- **GOAL OF THE EXERCISE**
Select from the data all lines with the word "yrittäjien".

- **RECORD EXTRACTS**
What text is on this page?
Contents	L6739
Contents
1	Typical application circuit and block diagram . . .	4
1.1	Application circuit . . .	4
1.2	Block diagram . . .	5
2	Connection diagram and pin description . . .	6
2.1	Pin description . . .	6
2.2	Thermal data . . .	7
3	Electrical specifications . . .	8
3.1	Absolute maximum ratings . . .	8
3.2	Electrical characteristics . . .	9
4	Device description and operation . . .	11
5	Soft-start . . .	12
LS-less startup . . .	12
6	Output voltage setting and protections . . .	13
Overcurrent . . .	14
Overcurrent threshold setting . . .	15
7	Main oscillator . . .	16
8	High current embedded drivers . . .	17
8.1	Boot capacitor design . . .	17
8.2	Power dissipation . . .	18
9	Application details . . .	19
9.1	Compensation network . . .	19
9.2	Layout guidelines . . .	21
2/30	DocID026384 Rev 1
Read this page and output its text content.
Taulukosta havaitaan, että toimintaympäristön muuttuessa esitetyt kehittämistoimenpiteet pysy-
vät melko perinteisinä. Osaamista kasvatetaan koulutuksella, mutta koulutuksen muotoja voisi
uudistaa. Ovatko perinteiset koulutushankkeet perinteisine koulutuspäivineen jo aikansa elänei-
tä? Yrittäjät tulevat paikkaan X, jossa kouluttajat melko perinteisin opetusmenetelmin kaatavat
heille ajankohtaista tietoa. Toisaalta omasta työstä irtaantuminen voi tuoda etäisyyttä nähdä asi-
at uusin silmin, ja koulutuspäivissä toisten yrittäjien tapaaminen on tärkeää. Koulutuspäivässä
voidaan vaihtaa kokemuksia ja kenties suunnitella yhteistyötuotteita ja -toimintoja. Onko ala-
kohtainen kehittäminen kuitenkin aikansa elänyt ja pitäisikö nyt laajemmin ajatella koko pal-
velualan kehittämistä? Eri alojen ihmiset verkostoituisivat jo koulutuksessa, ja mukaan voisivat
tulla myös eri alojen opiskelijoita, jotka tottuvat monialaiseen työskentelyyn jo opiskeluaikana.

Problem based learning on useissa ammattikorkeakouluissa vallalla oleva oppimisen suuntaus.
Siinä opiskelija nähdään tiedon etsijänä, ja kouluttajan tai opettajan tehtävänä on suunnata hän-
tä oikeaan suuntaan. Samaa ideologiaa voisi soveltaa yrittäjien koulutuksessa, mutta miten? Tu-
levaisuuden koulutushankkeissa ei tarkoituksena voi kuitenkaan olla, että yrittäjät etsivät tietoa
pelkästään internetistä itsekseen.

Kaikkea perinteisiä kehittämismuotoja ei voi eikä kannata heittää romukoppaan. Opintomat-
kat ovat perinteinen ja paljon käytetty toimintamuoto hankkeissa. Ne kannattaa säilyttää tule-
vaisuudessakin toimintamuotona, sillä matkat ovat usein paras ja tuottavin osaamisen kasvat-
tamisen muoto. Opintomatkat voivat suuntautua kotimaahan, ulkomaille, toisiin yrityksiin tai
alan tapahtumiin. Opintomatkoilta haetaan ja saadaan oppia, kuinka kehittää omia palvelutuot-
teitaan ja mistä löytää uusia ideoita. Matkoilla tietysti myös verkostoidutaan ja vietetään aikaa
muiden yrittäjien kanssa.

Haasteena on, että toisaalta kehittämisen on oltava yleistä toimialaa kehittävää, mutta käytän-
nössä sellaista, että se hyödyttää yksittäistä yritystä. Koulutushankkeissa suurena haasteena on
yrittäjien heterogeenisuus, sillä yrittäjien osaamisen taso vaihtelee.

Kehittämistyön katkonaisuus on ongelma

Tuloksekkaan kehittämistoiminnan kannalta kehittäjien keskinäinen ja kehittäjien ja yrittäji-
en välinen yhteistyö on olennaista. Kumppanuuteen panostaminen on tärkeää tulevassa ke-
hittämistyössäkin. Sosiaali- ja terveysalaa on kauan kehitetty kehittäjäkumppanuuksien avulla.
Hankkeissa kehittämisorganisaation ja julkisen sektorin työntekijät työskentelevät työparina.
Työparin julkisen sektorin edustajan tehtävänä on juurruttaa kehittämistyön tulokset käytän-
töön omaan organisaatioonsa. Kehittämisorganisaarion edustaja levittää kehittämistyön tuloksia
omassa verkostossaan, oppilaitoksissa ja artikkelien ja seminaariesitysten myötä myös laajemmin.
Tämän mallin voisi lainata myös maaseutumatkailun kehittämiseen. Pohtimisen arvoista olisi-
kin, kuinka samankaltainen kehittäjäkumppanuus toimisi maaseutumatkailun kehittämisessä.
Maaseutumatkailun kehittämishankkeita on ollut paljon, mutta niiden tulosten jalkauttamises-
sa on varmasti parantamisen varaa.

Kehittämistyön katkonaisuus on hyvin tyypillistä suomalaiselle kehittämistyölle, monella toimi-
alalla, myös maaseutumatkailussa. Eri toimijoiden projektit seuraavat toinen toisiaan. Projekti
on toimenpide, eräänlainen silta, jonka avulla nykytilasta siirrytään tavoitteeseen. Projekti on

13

- **THE RESPONSE**
at uusin silmin, ja koulutuspäivissä toisten yrittäjien tapaaminen on tärkeää. Koulutuspäivässä
tä oikeaan suuntaan. Samaa ideologiaa voisi soveltaa yrittäjien koulutuksessa, mutta miten? Tu-
muiden yrittäjien kanssa.
yrittäjien heterogeenisuus, sillä yrittäjien osaamisen taso vaihtelee.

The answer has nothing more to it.